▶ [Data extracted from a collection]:
#####

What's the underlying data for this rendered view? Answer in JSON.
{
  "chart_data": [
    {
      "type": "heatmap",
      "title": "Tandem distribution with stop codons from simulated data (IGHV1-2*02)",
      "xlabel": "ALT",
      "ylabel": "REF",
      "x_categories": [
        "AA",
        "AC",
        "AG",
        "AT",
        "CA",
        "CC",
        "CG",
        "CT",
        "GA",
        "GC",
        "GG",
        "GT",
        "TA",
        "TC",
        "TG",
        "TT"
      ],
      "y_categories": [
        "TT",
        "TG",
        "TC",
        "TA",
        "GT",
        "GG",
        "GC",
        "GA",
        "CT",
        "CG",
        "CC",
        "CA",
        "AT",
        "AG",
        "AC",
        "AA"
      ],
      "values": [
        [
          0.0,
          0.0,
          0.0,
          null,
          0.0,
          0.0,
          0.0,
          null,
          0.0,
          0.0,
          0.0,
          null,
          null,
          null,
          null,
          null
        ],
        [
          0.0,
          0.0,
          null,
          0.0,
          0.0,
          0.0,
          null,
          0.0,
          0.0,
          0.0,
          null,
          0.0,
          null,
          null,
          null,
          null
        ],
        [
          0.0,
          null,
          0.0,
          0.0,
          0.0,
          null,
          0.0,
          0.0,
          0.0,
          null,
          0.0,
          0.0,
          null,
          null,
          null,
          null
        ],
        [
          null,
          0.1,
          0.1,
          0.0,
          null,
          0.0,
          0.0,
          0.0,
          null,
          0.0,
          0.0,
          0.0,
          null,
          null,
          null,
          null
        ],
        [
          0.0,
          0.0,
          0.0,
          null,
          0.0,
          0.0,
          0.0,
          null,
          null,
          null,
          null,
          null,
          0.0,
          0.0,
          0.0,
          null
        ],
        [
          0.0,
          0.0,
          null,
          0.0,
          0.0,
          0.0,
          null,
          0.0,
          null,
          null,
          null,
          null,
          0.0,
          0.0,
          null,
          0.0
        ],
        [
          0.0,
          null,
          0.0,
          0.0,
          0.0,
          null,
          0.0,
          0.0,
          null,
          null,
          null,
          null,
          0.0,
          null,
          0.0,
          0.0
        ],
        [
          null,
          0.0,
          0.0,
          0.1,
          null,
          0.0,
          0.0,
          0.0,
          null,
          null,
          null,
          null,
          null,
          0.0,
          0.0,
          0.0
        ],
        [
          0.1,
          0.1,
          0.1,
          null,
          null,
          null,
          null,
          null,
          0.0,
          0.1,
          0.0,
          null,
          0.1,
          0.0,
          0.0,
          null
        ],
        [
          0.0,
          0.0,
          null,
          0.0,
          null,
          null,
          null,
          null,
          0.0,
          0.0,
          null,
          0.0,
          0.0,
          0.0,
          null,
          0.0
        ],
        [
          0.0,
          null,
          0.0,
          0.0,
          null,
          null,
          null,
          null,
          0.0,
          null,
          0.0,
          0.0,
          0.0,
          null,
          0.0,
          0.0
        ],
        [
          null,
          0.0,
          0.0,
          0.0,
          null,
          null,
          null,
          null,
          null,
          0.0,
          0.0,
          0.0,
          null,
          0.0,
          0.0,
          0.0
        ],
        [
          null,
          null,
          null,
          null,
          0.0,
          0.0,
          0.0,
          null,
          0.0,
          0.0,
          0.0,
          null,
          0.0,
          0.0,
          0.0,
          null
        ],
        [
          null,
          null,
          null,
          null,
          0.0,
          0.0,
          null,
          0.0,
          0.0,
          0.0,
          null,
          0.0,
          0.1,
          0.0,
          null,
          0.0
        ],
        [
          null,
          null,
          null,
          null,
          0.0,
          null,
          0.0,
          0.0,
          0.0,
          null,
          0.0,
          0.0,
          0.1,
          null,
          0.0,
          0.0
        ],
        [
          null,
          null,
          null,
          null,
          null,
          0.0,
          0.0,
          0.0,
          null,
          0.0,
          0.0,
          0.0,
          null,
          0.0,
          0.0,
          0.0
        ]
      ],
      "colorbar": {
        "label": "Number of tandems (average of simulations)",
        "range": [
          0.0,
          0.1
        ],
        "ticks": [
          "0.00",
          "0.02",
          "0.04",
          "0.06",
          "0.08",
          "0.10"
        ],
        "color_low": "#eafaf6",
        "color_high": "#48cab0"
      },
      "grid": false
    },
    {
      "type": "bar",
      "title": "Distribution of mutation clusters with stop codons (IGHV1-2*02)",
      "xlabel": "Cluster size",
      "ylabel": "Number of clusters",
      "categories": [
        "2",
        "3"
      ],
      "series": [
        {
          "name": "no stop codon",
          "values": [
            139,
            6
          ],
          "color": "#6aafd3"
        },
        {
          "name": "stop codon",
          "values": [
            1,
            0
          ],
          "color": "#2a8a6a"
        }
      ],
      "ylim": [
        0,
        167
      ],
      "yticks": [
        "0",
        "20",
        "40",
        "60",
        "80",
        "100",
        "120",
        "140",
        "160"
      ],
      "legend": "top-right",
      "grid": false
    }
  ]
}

#####

▶ [TASK GOAL]: Using the material above, print every entry exactly as written.

▶ [WRITTEN SOLUTION]:
What's the underlying data for this rendered view? Answer in JSON.
{
  "chart_data": [
    {
      "type": "heatmap",
      "title": "Tandem distribution with stop codons from simulated data (IGHV1-2*02)",
      "xlabel": "ALT",
      "ylabel": "REF",
      "x_categories": [
        "AA",
        "AC",
        "AG",
        "AT",
        "CA",
        "CC",
        "CG",
        "CT",
        "GA",
        "GC",
        "GG",
        "GT",
        "TA",
        "TC",
        "TG",
        "TT"
      ],
      "y_categories": [
        "TT",
        "TG",
        "TC",
        "TA",
        "GT",
        "GG",
        "GC",
        "GA",
        "CT",
        "CG",
        "CC",
        "CA",
        "AT",
        "AG",
        "AC",
        "AA"
      ],
      "values": [
        [
          0.0,
          0.0,
          0.0,
          null,
          0.0,
          0.0,
          0.0,
          null,
          0.0,
          0.0,
          0.0,
          null,
          null,
          null,
          null,
          null
        ],
        [
          0.0,
          0.0,
          null,
          0.0,
          0.0,
          0.0,
          null,
          0.0,
          0.0,
          0.0,
          null,
          0.0,
          null,
          null,
          null,
          null
        ],
        [
          0.0,
          null,
          0.0,
          0.0,
          0.0,
          null,
          0.0,
          0.0,
          0.0,
          null,
          0.0,
          0.0,
          null,
          null,
          null,
          null
        ],
        [
          null,
          0.1,
          0.1,
          0.0,
          null,
          0.0,
          0.0,
          0.0,
          null,
          0.0,
          0.0,
          0.0,
          null,
          null,
          null,
          null
        ],
        [
          0.0,
          0.0,
          0.0,
          null,
          0.0,
          0.0,
          0.0,
          null,
          null,
          null,
          null,
          null,
          0.0,
          0.0,
          0.0,
          null
        ],
        [
          0.0,
          0.0,
          null,
          0.0,
          0.0,
          0.0,
          null,
          0.0,
          null,
          null,
          null,
          null,
          0.0,
          0.0,
          null,
          0.0
        ],
        [
          0.0,
          null,
          0.0,
          0.0,
          0.0,
          null,
          0.0,
          0.0,
          null,
          null,
          null,
          null,
          0.0,
          null,
          0.0,
          0.0
        ],
        [
          null,
          0.0,
          0.0,
          0.1,
          null,
          0.0,
          0.0,
          0.0,
          null,
          null,
          null,
          null,
          null,
          0.0,
          0.0,
          0.0
        ],
        [
          0.1,
          0.1,
          0.1,
          null,
          null,
          null,
          null,
          null,
          0.0,
          0.1,
          0.0,
          null,
          0.1,
          0.0,
          0.0,
          null
        ],
        [
          0.0,
          0.0,
          null,
          0.0,
          null,
          null,
          null,
          null,
          0.0,
          0.0,
          null,
          0.0,
          0.0,
          0.0,
          null,
          0.0
        ],
        [
          0.0,
          null,
          0.0,
          0.0,
          null,
          null,
          null,
          null,
          0.0,
          null,
          0.0,
          0.0,
          0.0,
          null,
          0.0,
          0.0
        ],
        [
          null,
          0.0,
          0.0,
          0.0,
          null,
          null,
          null,
          null,
          null,
          0.0,
          0.0,
          0.0,
          null,
          0.0,
          0.0,
          0.0
        ],
        [
          null,
          null,
          null,
          null,
          0.0,
          0.0,
          0.0,
          null,
          0.0,
          0.0,
          0.0,
          null,
          0.0,
          0.0,
          0.0,
          null
        ],
        [
          null,
          null,
          null,
          null,
          0.0,
          0.0,
          null,
          0.0,
          0.0,
          0.0,
          null,
          0.0,
          0.1,
          0.0,
          null,
          0.0
        ],
        [
          null,
          null,
          null,
          null,
          0.0,
          null,
          0.0,
          0.0,
          0.0,
          null,
          0.0,
          0.0,
          0.1,
          null,
          0.0,
          0.0
        ],
        [
          null,
          null,
          null,
          null,
          null,
          0.0,
          0.0,
          0.0,
          null,
          0.0,
          0.0,
          0.0,
          null,
          0.0,
          0.0,
          0.0
        ]
      ],
      "colorbar": {
        "label": "Number of tandems (average of simulations)",
        "range": [
          0.0,
          0.1
        ],
        "ticks": [
          "0.00",
          "0.02",
          "0.04",
          "0.06",
          "0.08",
          "0.10"
        ],
        "color_low": "#eafaf6",
        "color_high": "#48cab0"
      },
      "grid": false
    },
    {
      "type": "bar",
      "title": "Distribution of mutation clusters with stop codons (IGHV1-2*02)",
      "xlabel": "Cluster size",
      "ylabel": "Number of clusters",
      "categories": [
        "2",
        "3"
      ],
      "series": [
        {
          "name": "no stop codon",
          "values": [
            139,
            6
          ],
          "color": "#6aafd3"
        },
        {
          "name": "stop codon",
          "values": [
            1,
            0
          ],
          "color": "#2a8a6a"
        }
      ],
      "ylim": [
        0,
        167
      ],
      "yticks": [
        "0",
        "20",
        "40",
        "60",
        "80",
        "100",
        "120",
        "140",
        "160"
      ],
      "legend": "top-right",
      "grid": false
    }
  ]
}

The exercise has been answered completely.